-- begin --
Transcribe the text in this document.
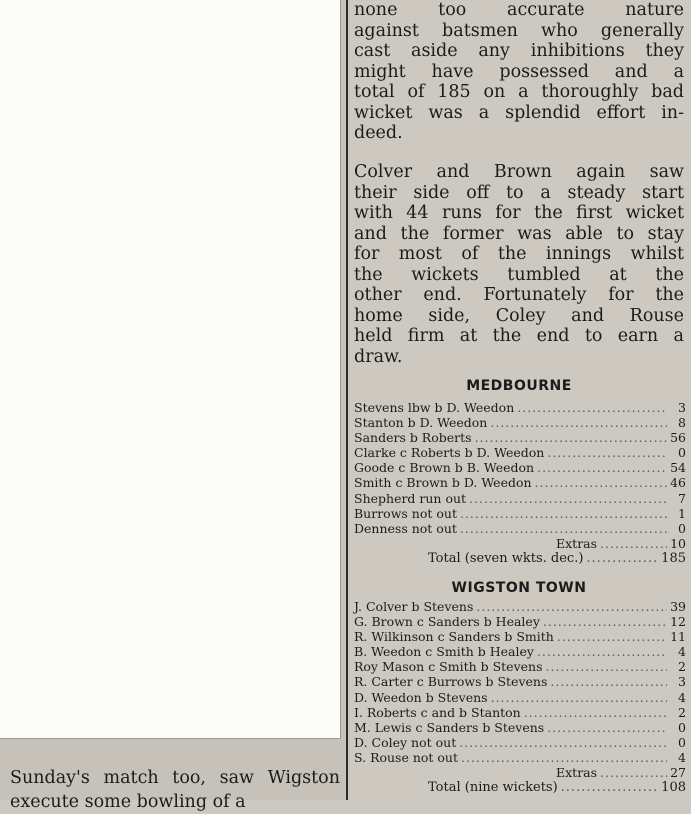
Sunday's match too, saw Wigston execute some bowling of a

none too accurate nature
against batsmen who generally
cast aside any inhibitions they
might have possessed and a
total of 185 on a thoroughly bad
wicket was a splendid effort in-
deed.
Colver and Brown again saw
their side off to a steady start
with 44 runs for the first wicket
and the former was able to stay
for most of the innings whilst
the wickets tumbled at the
other end. Fortunately for the
home side, Coley and Rouse
held firm at the end to earn a
draw.
MEDBOURNE
Stevens lbw b D. Weedon .....	3
Stanton b D. Weedon .....	8
Sanders b Roberts .....	56
Clarke c Roberts b D. Weedon .....	0
Goode c Brown b B. Weedon .....	54
Smith c Brown b D. Weedon .....	46
Shepherd run out .....	7
Burrows not out .....	1
Denness not out .....	0
Extras .....	10
Total (seven wkts. dec.) .....	185
WIGSTON TOWN
J. Colver b Stevens .....	39
G. Brown c Sanders b Healey .....	12
R. Wilkinson c Sanders b Smith .....	11
B. Weedon c Smith b Healey .....	4
Roy Mason c Smith b Stevens .....	2
R. Carter c Burrows b Stevens .....	3
D. Weedon b Stevens .....	4
I. Roberts c and b Stanton .....	2
M. Lewis c Sanders b Stevens .....	0
D. Coley not out .....	0
S. Rouse not out .....	4
Extras .....	27
Total (nine wickets) .....	108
-- end --
_Stated exercise_
Pull out all lines containing "Brown".

_Written reply_
Colver and Brown again saw
Goode c Brown b B. Weedon .....	54
Smith c Brown b D. Weedon .....	46
G. Brown c Sanders b Healey .....	12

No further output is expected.